Stored items:

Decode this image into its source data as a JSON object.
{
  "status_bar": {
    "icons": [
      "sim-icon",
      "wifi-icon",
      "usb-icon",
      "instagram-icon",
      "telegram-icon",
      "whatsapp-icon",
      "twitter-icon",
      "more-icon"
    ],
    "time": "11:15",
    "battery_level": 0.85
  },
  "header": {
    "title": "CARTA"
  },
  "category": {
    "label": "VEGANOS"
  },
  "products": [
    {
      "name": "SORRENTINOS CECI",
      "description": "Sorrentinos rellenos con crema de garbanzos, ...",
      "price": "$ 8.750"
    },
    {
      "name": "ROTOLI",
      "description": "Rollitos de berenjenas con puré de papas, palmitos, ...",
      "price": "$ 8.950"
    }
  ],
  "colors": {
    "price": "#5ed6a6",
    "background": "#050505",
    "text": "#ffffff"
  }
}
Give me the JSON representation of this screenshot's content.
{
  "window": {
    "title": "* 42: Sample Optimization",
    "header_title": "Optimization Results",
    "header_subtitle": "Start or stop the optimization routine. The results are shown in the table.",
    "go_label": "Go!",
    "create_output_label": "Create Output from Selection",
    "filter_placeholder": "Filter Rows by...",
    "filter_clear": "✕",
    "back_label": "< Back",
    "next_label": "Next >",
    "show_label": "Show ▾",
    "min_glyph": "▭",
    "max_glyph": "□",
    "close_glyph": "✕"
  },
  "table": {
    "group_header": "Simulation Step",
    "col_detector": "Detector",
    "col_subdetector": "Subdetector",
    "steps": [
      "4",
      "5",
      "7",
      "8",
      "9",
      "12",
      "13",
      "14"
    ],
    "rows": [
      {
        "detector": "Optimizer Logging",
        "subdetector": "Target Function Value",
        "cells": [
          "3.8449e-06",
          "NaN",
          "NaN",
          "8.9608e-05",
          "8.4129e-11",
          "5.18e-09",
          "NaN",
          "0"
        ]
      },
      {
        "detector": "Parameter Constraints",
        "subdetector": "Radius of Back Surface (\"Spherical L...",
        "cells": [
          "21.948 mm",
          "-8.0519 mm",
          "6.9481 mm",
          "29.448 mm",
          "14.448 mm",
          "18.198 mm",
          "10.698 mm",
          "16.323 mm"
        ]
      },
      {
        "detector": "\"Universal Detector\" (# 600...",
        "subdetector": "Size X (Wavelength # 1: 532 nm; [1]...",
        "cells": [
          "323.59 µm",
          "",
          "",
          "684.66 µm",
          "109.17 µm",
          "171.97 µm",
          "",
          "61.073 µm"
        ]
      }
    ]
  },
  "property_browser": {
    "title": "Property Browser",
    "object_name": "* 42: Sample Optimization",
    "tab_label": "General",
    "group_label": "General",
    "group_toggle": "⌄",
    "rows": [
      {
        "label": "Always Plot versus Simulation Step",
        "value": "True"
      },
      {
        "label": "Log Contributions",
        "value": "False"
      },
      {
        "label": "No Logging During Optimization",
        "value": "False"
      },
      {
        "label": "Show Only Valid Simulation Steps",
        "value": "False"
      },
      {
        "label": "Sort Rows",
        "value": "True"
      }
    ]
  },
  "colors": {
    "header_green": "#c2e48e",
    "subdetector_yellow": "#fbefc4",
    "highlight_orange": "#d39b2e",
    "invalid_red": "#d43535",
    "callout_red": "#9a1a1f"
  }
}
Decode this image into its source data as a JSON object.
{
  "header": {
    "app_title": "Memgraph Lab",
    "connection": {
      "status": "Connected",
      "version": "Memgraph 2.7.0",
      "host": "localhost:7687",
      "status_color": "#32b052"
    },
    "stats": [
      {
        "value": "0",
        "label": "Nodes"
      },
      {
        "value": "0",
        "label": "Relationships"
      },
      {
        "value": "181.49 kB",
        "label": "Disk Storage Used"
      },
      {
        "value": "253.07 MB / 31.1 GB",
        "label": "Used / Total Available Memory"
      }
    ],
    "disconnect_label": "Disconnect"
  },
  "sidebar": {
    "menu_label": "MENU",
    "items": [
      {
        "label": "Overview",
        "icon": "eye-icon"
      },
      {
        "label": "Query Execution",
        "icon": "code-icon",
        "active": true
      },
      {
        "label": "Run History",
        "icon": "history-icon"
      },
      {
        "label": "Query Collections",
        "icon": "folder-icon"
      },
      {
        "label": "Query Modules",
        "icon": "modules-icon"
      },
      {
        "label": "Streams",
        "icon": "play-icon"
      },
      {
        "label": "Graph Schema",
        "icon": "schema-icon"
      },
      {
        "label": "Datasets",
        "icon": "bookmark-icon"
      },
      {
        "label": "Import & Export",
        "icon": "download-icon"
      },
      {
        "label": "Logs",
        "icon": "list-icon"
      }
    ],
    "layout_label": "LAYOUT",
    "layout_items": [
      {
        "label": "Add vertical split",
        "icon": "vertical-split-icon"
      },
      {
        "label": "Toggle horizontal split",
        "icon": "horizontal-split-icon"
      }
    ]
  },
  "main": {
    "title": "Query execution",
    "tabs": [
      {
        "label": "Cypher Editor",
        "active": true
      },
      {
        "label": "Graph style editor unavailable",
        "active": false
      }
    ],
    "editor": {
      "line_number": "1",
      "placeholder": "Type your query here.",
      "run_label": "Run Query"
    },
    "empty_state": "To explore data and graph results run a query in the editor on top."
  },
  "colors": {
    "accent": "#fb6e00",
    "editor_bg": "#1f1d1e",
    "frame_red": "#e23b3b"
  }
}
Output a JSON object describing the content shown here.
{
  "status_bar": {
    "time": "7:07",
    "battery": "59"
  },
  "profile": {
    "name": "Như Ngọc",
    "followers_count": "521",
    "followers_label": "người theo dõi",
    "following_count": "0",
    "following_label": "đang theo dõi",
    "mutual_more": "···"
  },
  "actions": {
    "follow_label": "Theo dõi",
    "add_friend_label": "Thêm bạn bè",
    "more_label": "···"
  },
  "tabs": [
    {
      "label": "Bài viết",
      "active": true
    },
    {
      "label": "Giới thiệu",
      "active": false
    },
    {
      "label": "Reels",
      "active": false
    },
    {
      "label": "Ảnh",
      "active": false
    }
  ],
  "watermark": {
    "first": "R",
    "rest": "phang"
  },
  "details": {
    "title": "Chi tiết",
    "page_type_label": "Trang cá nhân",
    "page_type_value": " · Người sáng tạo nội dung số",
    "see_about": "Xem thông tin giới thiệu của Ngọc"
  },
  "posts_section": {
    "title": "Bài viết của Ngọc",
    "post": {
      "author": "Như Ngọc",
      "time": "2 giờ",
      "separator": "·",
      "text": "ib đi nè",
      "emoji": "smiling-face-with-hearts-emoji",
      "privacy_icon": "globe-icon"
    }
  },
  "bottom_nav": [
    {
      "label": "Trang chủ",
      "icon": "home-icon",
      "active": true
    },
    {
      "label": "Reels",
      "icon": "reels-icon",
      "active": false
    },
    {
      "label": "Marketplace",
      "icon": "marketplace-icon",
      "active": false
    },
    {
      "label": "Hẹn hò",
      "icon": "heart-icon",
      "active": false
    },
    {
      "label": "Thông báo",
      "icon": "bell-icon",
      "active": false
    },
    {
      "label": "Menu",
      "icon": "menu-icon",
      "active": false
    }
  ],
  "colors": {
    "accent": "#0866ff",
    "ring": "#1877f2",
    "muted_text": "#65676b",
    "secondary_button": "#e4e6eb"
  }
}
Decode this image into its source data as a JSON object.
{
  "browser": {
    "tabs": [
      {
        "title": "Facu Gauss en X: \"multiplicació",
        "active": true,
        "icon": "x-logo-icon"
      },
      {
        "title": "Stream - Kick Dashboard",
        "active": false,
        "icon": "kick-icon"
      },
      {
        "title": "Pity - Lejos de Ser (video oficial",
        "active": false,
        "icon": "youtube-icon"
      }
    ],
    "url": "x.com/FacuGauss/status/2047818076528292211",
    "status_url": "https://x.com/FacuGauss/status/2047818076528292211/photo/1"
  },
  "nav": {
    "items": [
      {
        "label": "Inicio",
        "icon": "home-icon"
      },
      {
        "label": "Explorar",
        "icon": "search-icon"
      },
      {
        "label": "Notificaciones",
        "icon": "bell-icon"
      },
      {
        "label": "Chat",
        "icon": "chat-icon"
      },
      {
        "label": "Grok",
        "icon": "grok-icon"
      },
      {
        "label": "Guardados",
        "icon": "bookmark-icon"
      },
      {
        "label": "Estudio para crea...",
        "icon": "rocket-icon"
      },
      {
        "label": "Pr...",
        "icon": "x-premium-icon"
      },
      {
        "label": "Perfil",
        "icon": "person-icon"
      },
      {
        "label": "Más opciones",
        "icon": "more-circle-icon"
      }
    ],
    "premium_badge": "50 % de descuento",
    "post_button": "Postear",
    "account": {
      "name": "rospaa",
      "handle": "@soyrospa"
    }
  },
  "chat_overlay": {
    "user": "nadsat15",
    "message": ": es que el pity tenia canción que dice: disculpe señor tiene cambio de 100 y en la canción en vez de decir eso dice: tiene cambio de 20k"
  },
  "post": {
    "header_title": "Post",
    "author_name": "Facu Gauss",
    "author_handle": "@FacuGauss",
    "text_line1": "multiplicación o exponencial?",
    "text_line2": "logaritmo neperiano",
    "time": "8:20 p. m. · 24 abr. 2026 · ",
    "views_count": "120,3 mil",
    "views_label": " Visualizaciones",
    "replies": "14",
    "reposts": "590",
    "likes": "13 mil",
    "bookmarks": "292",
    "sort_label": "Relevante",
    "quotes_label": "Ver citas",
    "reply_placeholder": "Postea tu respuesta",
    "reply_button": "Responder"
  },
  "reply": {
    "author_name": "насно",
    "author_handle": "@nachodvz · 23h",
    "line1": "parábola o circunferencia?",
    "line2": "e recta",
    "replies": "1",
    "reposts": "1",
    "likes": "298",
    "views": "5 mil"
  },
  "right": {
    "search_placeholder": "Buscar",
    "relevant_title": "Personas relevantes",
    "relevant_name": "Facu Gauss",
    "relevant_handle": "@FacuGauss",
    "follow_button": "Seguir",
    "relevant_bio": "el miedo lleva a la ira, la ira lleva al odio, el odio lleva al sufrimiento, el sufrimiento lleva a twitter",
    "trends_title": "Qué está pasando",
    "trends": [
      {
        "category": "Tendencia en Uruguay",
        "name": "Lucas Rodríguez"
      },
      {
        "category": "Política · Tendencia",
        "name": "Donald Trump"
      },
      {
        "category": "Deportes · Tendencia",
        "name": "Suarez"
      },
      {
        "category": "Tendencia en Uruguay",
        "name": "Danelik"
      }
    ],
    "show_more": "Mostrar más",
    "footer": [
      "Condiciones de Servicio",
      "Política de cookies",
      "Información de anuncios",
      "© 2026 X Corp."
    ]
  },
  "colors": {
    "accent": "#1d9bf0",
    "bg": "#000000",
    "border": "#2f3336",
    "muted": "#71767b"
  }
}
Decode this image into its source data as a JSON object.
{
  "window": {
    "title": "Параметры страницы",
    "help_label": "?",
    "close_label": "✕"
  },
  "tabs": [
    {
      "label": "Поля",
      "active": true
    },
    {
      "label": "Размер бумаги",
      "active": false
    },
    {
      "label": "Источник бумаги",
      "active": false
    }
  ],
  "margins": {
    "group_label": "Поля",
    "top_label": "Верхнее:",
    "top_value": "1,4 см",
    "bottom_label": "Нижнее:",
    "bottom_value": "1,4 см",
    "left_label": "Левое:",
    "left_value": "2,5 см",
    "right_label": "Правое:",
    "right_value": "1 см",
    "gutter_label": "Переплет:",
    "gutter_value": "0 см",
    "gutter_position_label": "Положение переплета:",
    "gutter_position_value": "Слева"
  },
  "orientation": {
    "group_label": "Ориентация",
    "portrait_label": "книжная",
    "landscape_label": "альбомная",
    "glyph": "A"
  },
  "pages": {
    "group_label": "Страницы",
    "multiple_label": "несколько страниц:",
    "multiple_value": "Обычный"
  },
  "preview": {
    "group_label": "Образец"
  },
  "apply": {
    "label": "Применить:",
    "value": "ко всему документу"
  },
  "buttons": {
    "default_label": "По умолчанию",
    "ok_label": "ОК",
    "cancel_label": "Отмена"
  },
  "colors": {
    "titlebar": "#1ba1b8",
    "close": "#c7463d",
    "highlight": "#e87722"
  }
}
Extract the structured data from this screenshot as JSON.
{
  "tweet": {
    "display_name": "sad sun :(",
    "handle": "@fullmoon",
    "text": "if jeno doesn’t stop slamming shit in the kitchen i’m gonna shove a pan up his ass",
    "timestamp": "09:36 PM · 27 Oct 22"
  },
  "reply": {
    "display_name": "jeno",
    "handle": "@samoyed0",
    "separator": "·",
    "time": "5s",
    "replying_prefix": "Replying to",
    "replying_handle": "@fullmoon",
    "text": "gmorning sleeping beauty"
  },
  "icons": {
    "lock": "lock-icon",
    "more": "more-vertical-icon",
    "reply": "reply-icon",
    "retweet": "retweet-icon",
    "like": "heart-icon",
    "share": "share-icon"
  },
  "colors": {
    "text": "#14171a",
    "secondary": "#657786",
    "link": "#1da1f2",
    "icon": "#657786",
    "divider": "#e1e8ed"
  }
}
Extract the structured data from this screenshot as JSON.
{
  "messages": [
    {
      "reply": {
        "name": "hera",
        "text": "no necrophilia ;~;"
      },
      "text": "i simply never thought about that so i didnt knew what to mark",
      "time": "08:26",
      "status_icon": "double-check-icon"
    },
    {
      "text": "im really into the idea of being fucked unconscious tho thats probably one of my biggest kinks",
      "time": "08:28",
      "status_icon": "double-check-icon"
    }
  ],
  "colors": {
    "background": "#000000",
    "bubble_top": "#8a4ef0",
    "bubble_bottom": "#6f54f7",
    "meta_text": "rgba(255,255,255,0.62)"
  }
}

Aim » Report how many lines of the listing hold the word "accent", with nothing but the number.

Exercise response » 3